>> Start ENTRIES
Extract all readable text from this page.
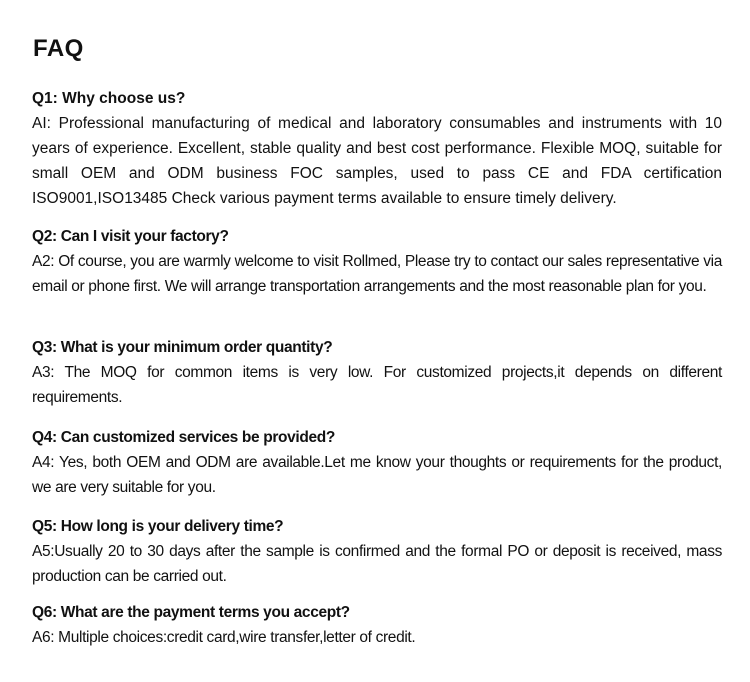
FAQ

Q1: Why choose us?

AI: Professional manufacturing of medical and laboratory consumables and instruments with 10 years of experience. Excellent, stable quality and best cost performance. Flexible MOQ, suitable for small OEM and ODM business FOC samples, used to pass CE and FDA certification ISO9001,ISO13485 Check various payment terms available to ensure timely delivery.

Q2: Can I visit your factory?

A2: Of course, you are warmly welcome to visit Rollmed, Please try to contact our sales representative via email or phone first. We will arrange transportation arrangements and the most reasonable plan for you.

Q3: What is your minimum order quantity?

A3: The MOQ for common items is very low. For customized projects,it depends on different requirements.

Q4: Can customized services be provided?

A4: Yes, both OEM and ODM are available.Let me know your thoughts or requirements for the product, we are very suitable for you.

Q5: How long is your delivery time?

A5:Usually 20 to 30 days after the sample is confirmed and the formal PO or deposit is received, mass production can be carried out.

Q6: What are the payment terms you accept?

A6: Multiple choices:credit card,wire transfer,letter of credit.
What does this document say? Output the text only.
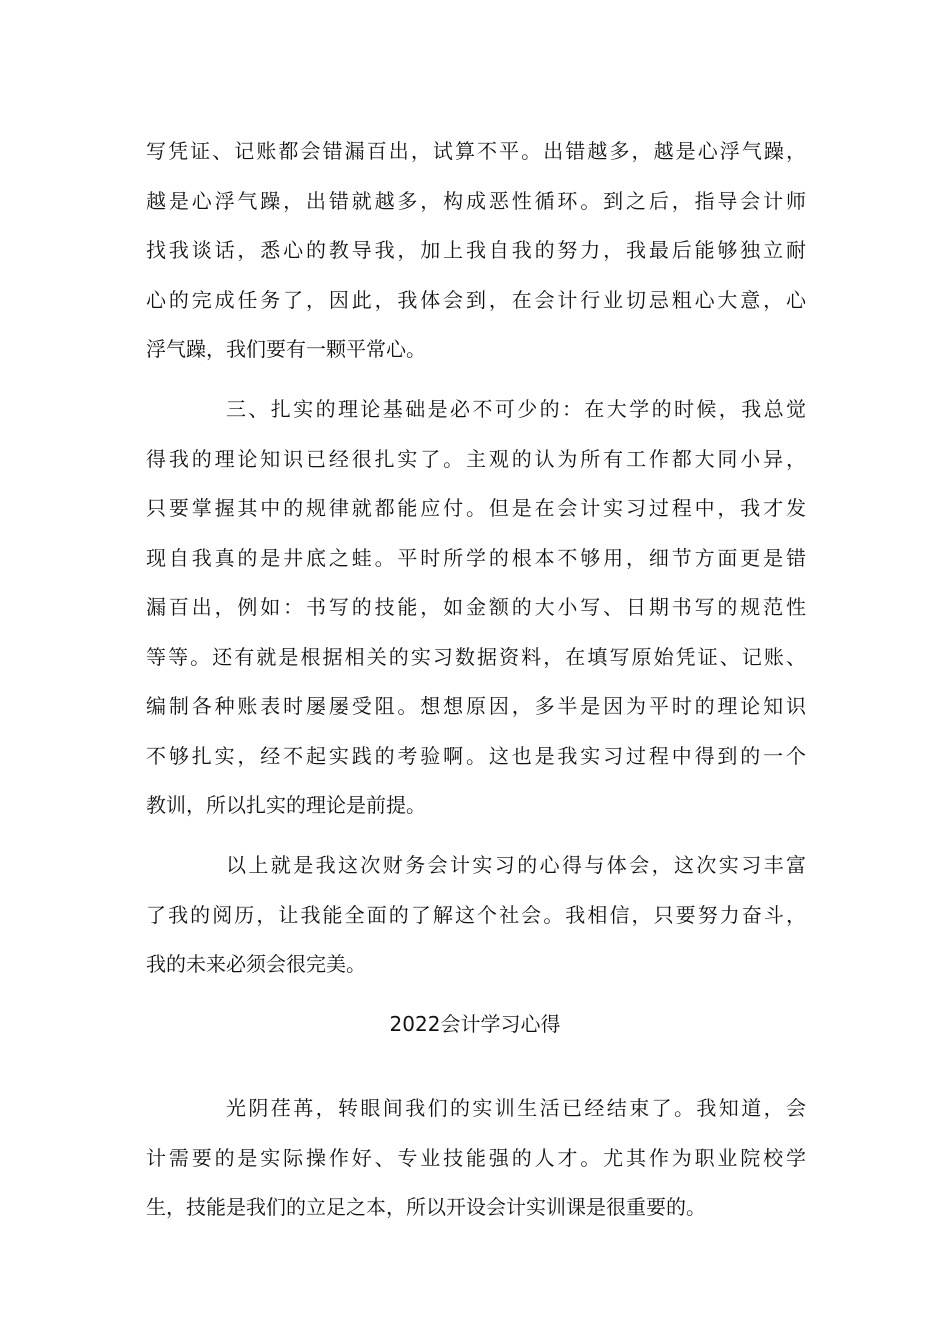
写凭证、记账都会错漏百出，试算不平。出错越多，越是心浮气躁，
越是心浮气躁，出错就越多，构成恶性循环。到之后，指导会计师
找我谈话，悉心的教导我，加上我自我的努力，我最后能够独立耐
心的完成任务了，因此，我体会到，在会计行业切忌粗心大意，心
浮气躁，我们要有一颗平常心。
三、扎实的理论基础是必不可少的：在大学的时候，我总觉
得我的理论知识已经很扎实了。主观的认为所有工作都大同小异，
只要掌握其中的规律就都能应付。但是在会计实习过程中，我才发
现自我真的是井底之蛙。平时所学的根本不够用，细节方面更是错
漏百出，例如：书写的技能，如金额的大小写、日期书写的规范性
等等。还有就是根据相关的实习数据资料，在填写原始凭证、记账、
编制各种账表时屡屡受阻。想想原因，多半是因为平时的理论知识
不够扎实，经不起实践的考验啊。这也是我实习过程中得到的一个
教训，所以扎实的理论是前提。
以上就是我这次财务会计实习的心得与体会，这次实习丰富
了我的阅历，让我能全面的了解这个社会。我相信，只要努力奋斗，
我的未来必须会很完美。
2022会计学习心得
光阴荏苒，转眼间我们的实训生活已经结束了。我知道，会
计需要的是实际操作好、专业技能强的人才。尤其作为职业院校学
生，技能是我们的立足之本，所以开设会计实训课是很重要的。
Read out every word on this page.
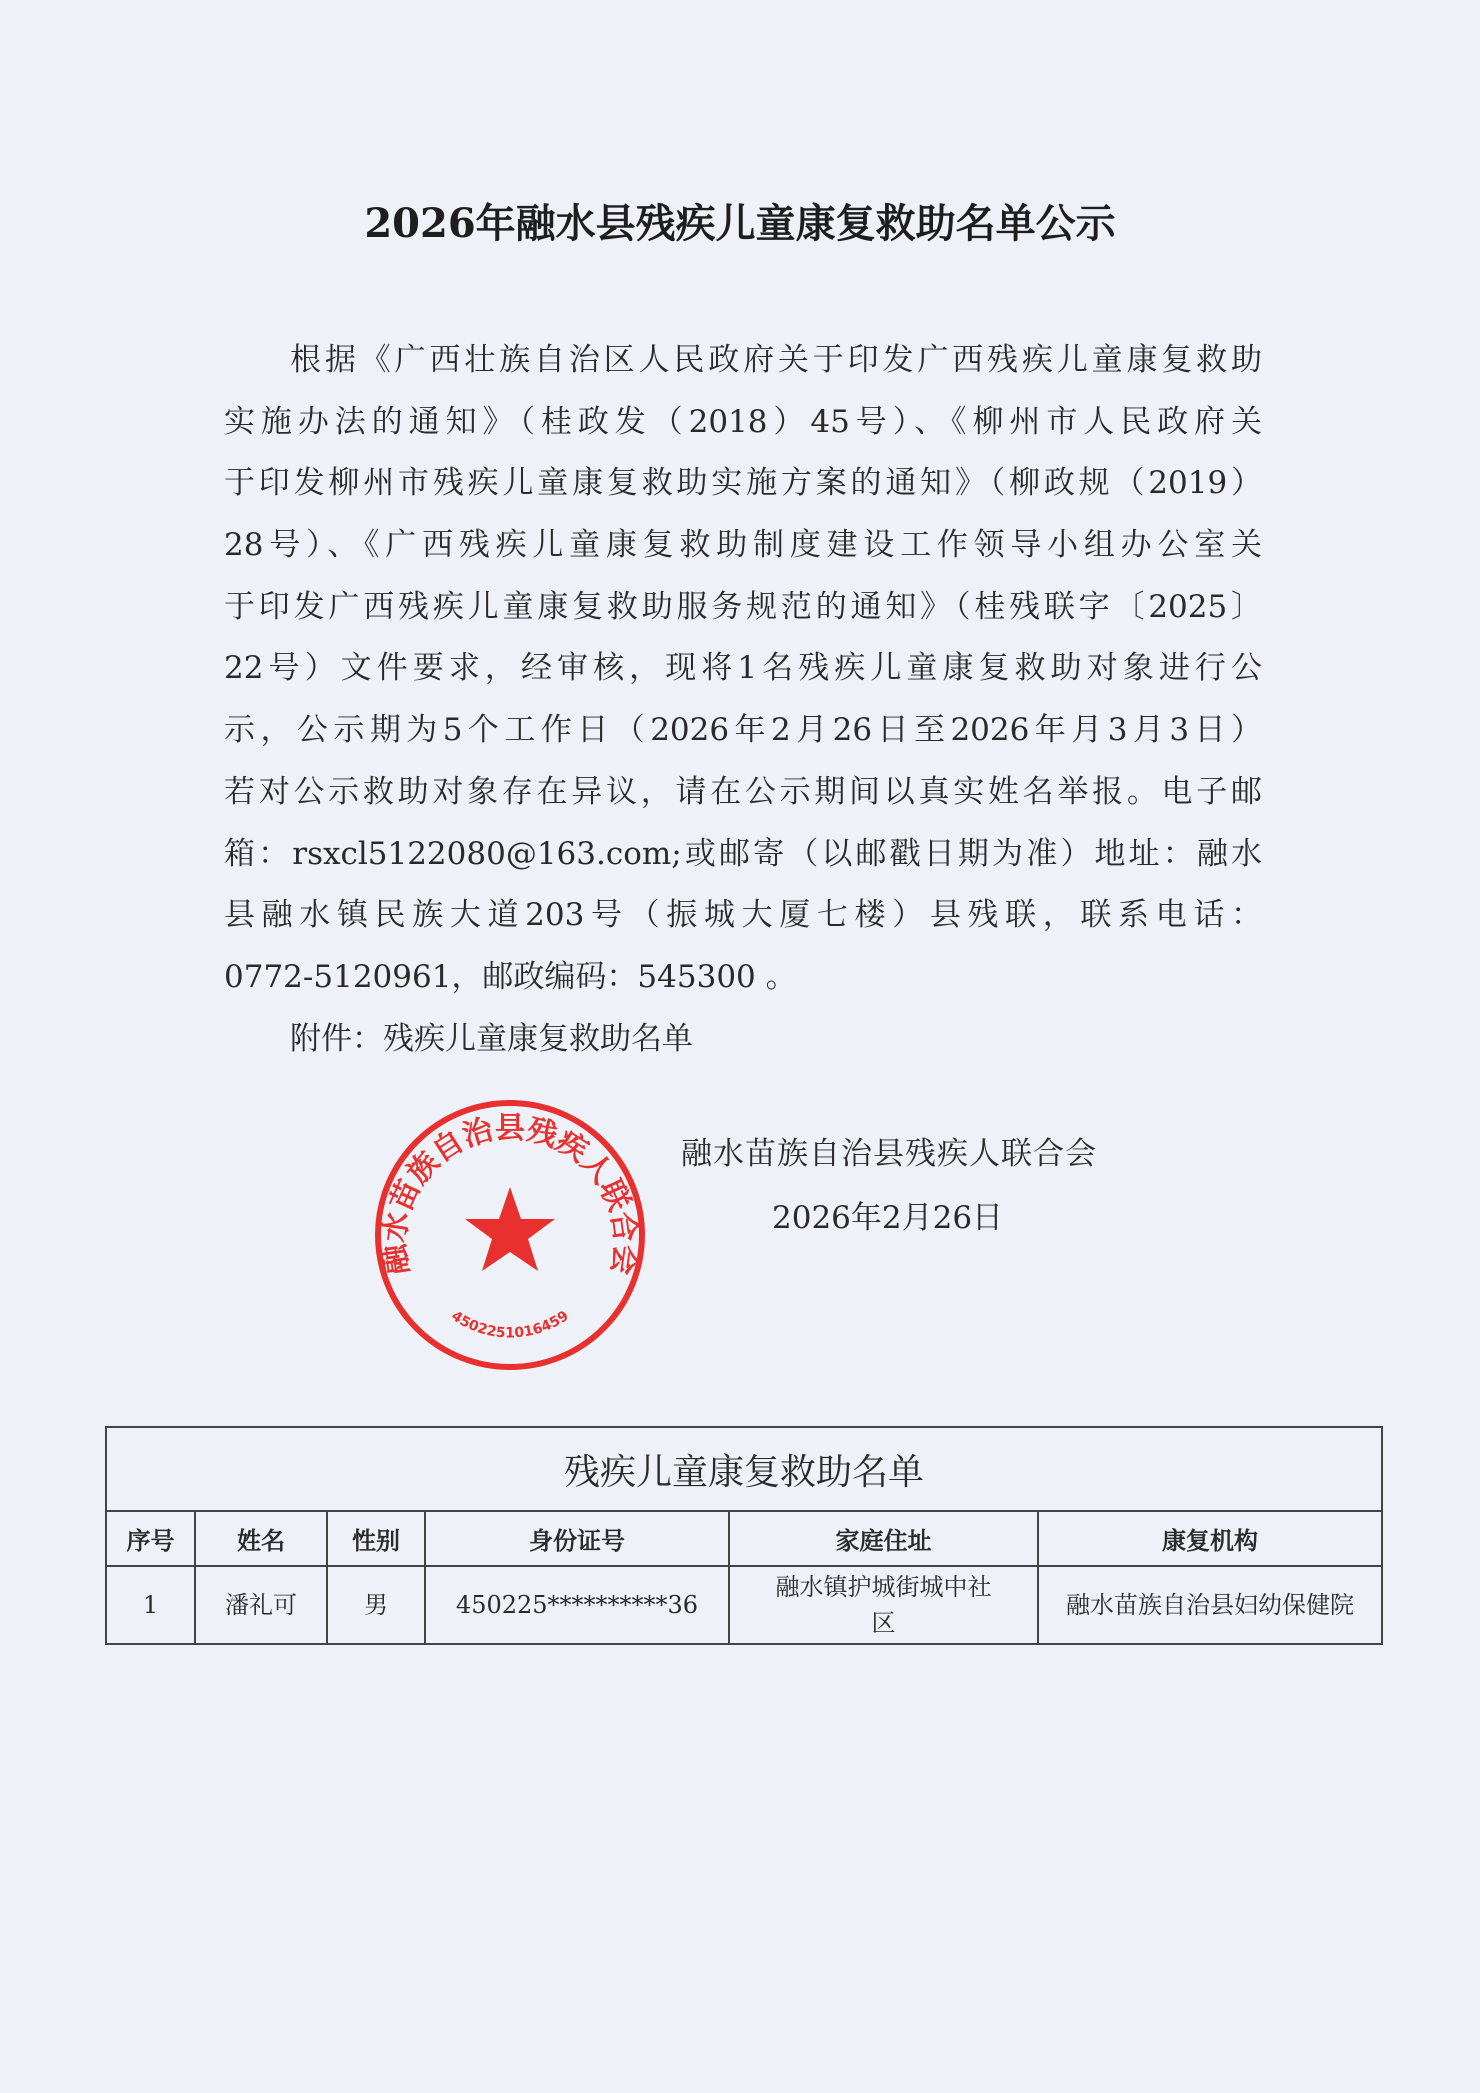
2026年融水县残疾儿童康复救助名单公示
根据《广西壮族自治区人民政府关于印发广西残疾儿童康复救助
实施办法的通知》（桂政发（2018）45号）、《柳州市人民政府关
于印发柳州市残疾儿童康复救助实施方案的通知》（柳政规（2019）
28号）、《广西残疾儿童康复救助制度建设工作领导小组办公室关
于印发广西残疾儿童康复救助服务规范的通知》（桂残联字〔2025〕
22号）文件要求，经审核，现将1名残疾儿童康复救助对象进行公
示，公示期为5个工作日（2026年2月26日至2026年月3月3日）
若对公示救助对象存在异议，请在公示期间以真实姓名举报。电子邮
箱：rsxcl5122080@163.com;或邮寄（以邮戳日期为准）地址：融水
县融水镇民族大道203号（振城大厦七楼）县残联，联系电话：
0772-5120961，邮政编码：545300 。
附件：残疾儿童康复救助名单
融水苗族自治县残疾人联合会
4502251016459
融水苗族自治县残疾人联合会
2026年2月26日
残疾儿童康复救助名单					
序号	姓名	性别	身份证号	家庭住址	康复机构
1	潘礼可	男	450225**********36	融水镇护城街城中社区	融水苗族自治县妇幼保健院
>> End ENTRIES
Return every line of the preceding records in which the word "visit" appears.

» **RESULT OF THIS EXERCISE**:
Q2: Can I visit your factory?
A2: Of course, you are warmly welcome to visit Rollmed, Please try to contact our sales representative via email or phone first. We will arrange transportation arrangements and the most reasonable plan for you.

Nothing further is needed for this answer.